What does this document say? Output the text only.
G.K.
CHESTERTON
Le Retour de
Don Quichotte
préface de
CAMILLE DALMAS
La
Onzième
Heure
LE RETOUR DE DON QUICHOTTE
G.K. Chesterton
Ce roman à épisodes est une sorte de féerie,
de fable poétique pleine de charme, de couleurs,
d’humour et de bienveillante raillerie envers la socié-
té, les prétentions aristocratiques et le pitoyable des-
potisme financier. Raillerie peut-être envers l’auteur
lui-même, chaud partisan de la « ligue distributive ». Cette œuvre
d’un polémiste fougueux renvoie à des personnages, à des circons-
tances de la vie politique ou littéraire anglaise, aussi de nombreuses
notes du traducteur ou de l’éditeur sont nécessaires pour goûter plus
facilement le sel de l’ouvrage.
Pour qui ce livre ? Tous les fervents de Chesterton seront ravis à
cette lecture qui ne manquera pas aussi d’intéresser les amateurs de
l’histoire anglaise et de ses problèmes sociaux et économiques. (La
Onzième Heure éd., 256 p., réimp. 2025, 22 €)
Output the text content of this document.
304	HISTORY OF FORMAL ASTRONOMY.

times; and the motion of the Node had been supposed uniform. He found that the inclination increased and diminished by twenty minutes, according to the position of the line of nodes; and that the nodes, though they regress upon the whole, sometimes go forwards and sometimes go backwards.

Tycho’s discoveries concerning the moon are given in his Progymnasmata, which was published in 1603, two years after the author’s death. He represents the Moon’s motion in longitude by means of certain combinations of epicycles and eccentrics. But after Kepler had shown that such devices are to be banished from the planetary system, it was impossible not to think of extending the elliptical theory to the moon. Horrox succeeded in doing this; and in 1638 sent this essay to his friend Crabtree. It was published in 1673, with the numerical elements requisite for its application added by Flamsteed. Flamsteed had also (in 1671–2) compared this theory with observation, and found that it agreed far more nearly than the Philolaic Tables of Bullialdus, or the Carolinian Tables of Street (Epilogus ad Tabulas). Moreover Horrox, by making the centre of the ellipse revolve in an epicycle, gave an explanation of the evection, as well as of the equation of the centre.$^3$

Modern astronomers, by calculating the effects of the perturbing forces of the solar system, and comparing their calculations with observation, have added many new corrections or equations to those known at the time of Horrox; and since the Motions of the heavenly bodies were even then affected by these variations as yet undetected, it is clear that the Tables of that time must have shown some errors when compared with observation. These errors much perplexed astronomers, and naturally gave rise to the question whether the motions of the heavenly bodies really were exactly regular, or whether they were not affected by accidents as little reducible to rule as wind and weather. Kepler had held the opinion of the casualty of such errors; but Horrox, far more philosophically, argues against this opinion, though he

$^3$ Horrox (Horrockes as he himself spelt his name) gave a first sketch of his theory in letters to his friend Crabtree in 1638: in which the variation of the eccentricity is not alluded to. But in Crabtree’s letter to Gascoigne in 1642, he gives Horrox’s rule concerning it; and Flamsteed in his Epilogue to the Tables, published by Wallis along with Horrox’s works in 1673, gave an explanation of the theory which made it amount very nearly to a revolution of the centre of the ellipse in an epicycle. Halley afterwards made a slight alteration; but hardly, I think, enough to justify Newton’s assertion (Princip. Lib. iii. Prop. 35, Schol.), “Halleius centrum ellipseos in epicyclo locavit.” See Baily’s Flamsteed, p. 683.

**Goal**
Return all lines with the word "text" in them.

**Task output**
What does this document say? Output the text only.
Output the text content of this document.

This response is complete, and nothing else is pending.